Figure record listings:
########################################

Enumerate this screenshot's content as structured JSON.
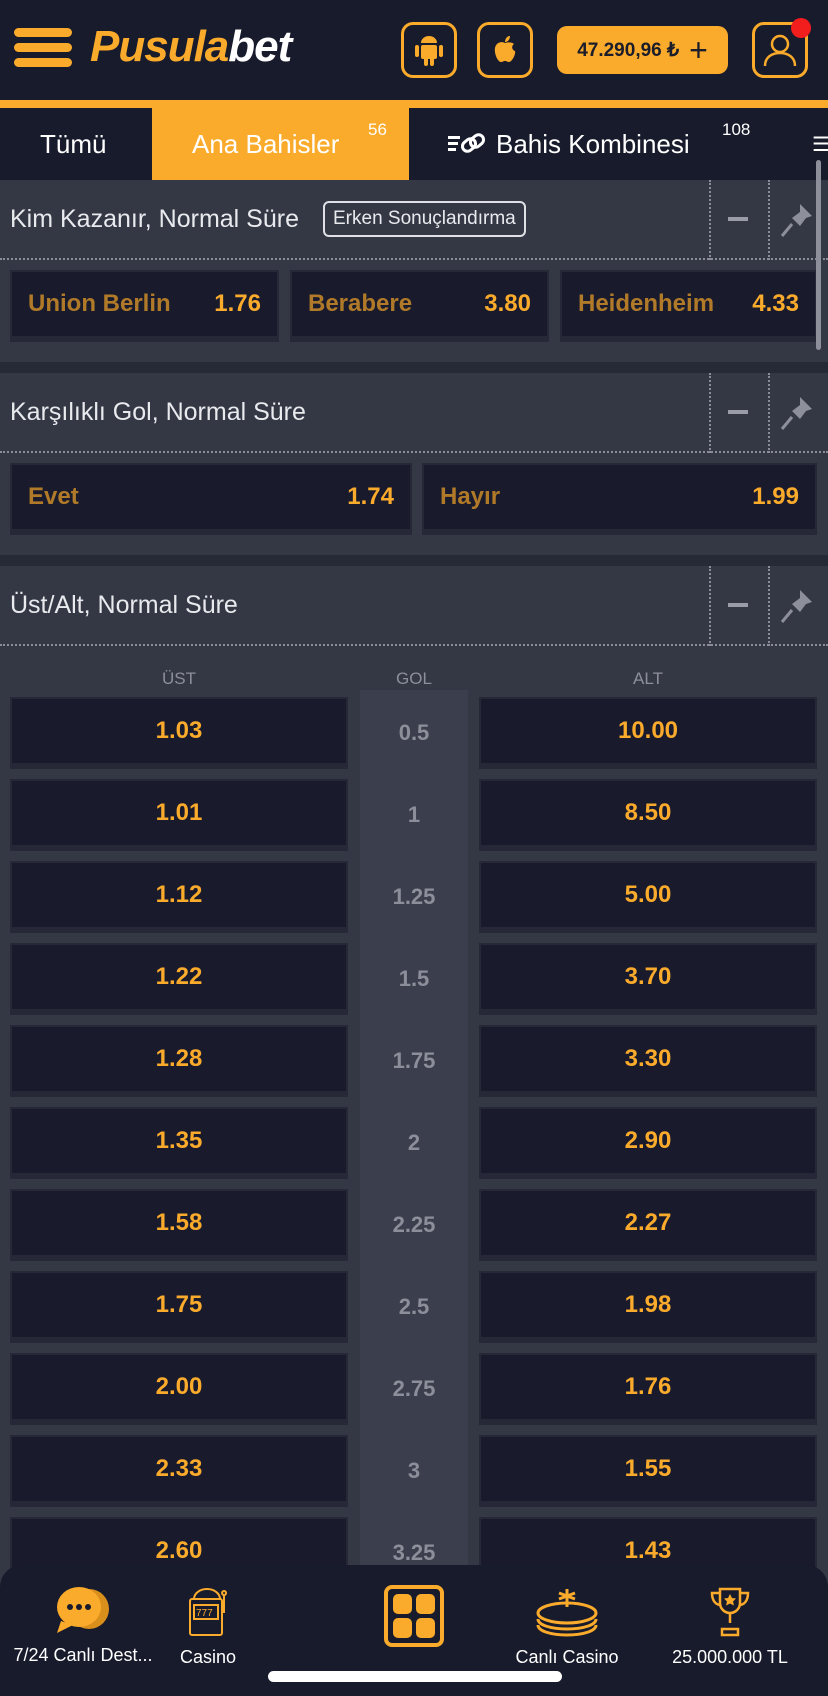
{
  "header": {
    "logo_part1": "Pusula",
    "logo_part2": "bet",
    "balance": "47.290,96 ₺",
    "plus": "+",
    "accent": "#fbab2b"
  },
  "tabs": [
    {
      "label": "Tümü"
    },
    {
      "label": "Ana Bahisler",
      "count": "56"
    },
    {
      "label": "Bahis Kombinesi",
      "count": "108"
    }
  ],
  "markets": {
    "winner": {
      "title": "Kim Kazanır, Normal Süre",
      "badge": "Erken Sonuçlandırma",
      "outcomes": [
        {
          "name": "Union Berlin",
          "odd": "1.76"
        },
        {
          "name": "Berabere",
          "odd": "3.80"
        },
        {
          "name": "Heidenheim",
          "odd": "4.33"
        }
      ]
    },
    "btts": {
      "title": "Karşılıklı Gol, Normal Süre",
      "outcomes": [
        {
          "name": "Evet",
          "odd": "1.74"
        },
        {
          "name": "Hayır",
          "odd": "1.99"
        }
      ]
    },
    "overunder": {
      "title": "Üst/Alt, Normal Süre",
      "col_over": "ÜST",
      "col_goal": "GOL",
      "col_under": "ALT",
      "rows": [
        {
          "over": "1.03",
          "goal": "0.5",
          "under": "10.00"
        },
        {
          "over": "1.01",
          "goal": "1",
          "under": "8.50"
        },
        {
          "over": "1.12",
          "goal": "1.25",
          "under": "5.00"
        },
        {
          "over": "1.22",
          "goal": "1.5",
          "under": "3.70"
        },
        {
          "over": "1.28",
          "goal": "1.75",
          "under": "3.30"
        },
        {
          "over": "1.35",
          "goal": "2",
          "under": "2.90"
        },
        {
          "over": "1.58",
          "goal": "2.25",
          "under": "2.27"
        },
        {
          "over": "1.75",
          "goal": "2.5",
          "under": "1.98"
        },
        {
          "over": "2.00",
          "goal": "2.75",
          "under": "1.76"
        },
        {
          "over": "2.33",
          "goal": "3",
          "under": "1.55"
        },
        {
          "over": "2.60",
          "goal": "3.25",
          "under": "1.43"
        }
      ]
    }
  },
  "bottom_nav": [
    {
      "label": "7/24 Canlı Dest...",
      "icon": "chat-icon"
    },
    {
      "label": "Casino",
      "icon": "slot-machine-icon"
    },
    {
      "label": "",
      "icon": "grid-icon"
    },
    {
      "label": "Canlı Casino",
      "icon": "roulette-icon"
    },
    {
      "label": "25.000.000 TL",
      "icon": "trophy-icon"
    }
  ]
}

########################################

— Work required —
In the material above, show every line where the word "icon" turns up.

— Expected output —
      "icon": "chat-icon"
      "icon": "slot-machine-icon"
      "icon": "grid-icon"
      "icon": "roulette-icon"
      "icon": "trophy-icon"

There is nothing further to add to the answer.